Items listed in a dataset
----------

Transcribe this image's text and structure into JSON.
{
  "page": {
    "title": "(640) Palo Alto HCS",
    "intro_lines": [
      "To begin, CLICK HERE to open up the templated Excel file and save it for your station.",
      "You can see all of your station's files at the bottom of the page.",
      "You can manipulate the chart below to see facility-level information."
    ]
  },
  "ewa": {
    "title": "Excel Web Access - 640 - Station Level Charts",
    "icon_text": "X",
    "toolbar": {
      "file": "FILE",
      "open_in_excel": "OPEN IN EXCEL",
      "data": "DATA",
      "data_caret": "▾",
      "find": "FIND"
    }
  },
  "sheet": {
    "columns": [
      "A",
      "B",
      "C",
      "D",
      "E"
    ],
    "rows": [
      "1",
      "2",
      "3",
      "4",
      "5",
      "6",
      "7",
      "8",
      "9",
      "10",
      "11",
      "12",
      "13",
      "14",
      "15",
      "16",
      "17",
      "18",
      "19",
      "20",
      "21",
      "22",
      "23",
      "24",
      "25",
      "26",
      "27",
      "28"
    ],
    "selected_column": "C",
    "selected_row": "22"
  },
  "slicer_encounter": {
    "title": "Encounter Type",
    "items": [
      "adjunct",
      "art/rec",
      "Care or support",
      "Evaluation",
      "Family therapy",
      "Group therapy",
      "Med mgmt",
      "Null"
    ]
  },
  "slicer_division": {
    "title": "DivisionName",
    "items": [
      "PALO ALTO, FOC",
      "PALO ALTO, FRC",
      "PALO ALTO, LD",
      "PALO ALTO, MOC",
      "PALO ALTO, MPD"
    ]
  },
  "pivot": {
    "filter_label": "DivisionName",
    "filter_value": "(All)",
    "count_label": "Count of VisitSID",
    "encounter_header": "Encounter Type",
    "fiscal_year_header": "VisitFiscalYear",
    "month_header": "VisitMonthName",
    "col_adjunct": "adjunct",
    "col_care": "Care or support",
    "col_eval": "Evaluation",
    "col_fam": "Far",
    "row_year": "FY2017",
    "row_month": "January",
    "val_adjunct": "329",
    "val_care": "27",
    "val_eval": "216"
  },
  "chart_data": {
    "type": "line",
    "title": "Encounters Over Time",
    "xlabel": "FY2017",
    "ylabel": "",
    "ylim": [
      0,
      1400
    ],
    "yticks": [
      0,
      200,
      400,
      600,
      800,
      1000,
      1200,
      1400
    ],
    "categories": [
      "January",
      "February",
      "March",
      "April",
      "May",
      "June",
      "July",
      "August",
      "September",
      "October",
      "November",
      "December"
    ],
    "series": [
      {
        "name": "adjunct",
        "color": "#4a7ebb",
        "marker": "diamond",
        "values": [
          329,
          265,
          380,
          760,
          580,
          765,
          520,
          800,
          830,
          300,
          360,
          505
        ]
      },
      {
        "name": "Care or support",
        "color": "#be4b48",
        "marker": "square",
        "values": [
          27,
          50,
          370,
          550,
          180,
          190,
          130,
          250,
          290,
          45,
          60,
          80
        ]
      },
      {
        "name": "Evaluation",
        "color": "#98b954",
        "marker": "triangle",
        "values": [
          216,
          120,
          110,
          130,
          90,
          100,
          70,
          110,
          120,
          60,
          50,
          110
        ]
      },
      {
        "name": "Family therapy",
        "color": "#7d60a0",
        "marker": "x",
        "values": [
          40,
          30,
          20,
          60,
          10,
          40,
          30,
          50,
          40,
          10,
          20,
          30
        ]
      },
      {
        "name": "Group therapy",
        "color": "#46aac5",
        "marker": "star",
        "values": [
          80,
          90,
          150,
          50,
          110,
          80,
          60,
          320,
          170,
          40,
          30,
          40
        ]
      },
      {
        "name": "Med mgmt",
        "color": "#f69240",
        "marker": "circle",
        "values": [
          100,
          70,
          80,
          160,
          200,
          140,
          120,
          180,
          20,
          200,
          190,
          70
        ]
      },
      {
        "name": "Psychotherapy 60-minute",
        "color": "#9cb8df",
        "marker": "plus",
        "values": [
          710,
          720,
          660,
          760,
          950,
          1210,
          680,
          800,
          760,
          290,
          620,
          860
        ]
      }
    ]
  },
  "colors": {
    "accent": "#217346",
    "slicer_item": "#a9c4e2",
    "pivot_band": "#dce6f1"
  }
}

----------

> [WHAT IS ASKED]
Using the data above, output each line exactly.

> [RESPONSE TO THIS EXERCISE]
Transcribe this image's text and structure into JSON.
{
  "page": {
    "title": "(640) Palo Alto HCS",
    "intro_lines": [
      "To begin, CLICK HERE to open up the templated Excel file and save it for your station.",
      "You can see all of your station's files at the bottom of the page.",
      "You can manipulate the chart below to see facility-level information."
    ]
  },
  "ewa": {
    "title": "Excel Web Access - 640 - Station Level Charts",
    "icon_text": "X",
    "toolbar": {
      "file": "FILE",
      "open_in_excel": "OPEN IN EXCEL",
      "data": "DATA",
      "data_caret": "▾",
      "find": "FIND"
    }
  },
  "sheet": {
    "columns": [
      "A",
      "B",
      "C",
      "D",
      "E"
    ],
    "rows": [
      "1",
      "2",
      "3",
      "4",
      "5",
      "6",
      "7",
      "8",
      "9",
      "10",
      "11",
      "12",
      "13",
      "14",
      "15",
      "16",
      "17",
      "18",
      "19",
      "20",
      "21",
      "22",
      "23",
      "24",
      "25",
      "26",
      "27",
      "28"
    ],
    "selected_column": "C",
    "selected_row": "22"
  },
  "slicer_encounter": {
    "title": "Encounter Type",
    "items": [
      "adjunct",
      "art/rec",
      "Care or support",
      "Evaluation",
      "Family therapy",
      "Group therapy",
      "Med mgmt",
      "Null"
    ]
  },
  "slicer_division": {
    "title": "DivisionName",
    "items": [
      "PALO ALTO, FOC",
      "PALO ALTO, FRC",
      "PALO ALTO, LD",
      "PALO ALTO, MOC",
      "PALO ALTO, MPD"
    ]
  },
  "pivot": {
    "filter_label": "DivisionName",
    "filter_value": "(All)",
    "count_label": "Count of VisitSID",
    "encounter_header": "Encounter Type",
    "fiscal_year_header": "VisitFiscalYear",
    "month_header": "VisitMonthName",
    "col_adjunct": "adjunct",
    "col_care": "Care or support",
    "col_eval": "Evaluation",
    "col_fam": "Far",
    "row_year": "FY2017",
    "row_month": "January",
    "val_adjunct": "329",
    "val_care": "27",
    "val_eval": "216"
  },
  "chart_data": {
    "type": "line",
    "title": "Encounters Over Time",
    "xlabel": "FY2017",
    "ylabel": "",
    "ylim": [
      0,
      1400
    ],
    "yticks": [
      0,
      200,
      400,
      600,
      800,
      1000,
      1200,
      1400
    ],
    "categories": [
      "January",
      "February",
      "March",
      "April",
      "May",
      "June",
      "July",
      "August",
      "September",
      "October",
      "November",
      "December"
    ],
    "series": [
      {
        "name": "adjunct",
        "color": "#4a7ebb",
        "marker": "diamond",
        "values": [
          329,
          265,
          380,
          760,
          580,
          765,
          520,
          800,
          830,
          300,
          360,
          505
        ]
      },
      {
        "name": "Care or support",
        "color": "#be4b48",
        "marker": "square",
        "values": [
          27,
          50,
          370,
          550,
          180,
          190,
          130,
          250,
          290,
          45,
          60,
          80
        ]
      },
      {
        "name": "Evaluation",
        "color": "#98b954",
        "marker": "triangle",
        "values": [
          216,
          120,
          110,
          130,
          90,
          100,
          70,
          110,
          120,
          60,
          50,
          110
        ]
      },
      {
        "name": "Family therapy",
        "color": "#7d60a0",
        "marker": "x",
        "values": [
          40,
          30,
          20,
          60,
          10,
          40,
          30,
          50,
          40,
          10,
          20,
          30
        ]
      },
      {
        "name": "Group therapy",
        "color": "#46aac5",
        "marker": "star",
        "values": [
          80,
          90,
          150,
          50,
          110,
          80,
          60,
          320,
          170,
          40,
          30,
          40
        ]
      },
      {
        "name": "Med mgmt",
        "color": "#f69240",
        "marker": "circle",
        "values": [
          100,
          70,
          80,
          160,
          200,
          140,
          120,
          180,
          20,
          200,
          190,
          70
        ]
      },
      {
        "name": "Psychotherapy 60-minute",
        "color": "#9cb8df",
        "marker": "plus",
        "values": [
          710,
          720,
          660,
          760,
          950,
          1210,
          680,
          800,
          760,
          290,
          620,
          860
        ]
      }
    ]
  },
  "colors": {
    "accent": "#217346",
    "slicer_item": "#a9c4e2",
    "pivot_band": "#dce6f1"
  }
}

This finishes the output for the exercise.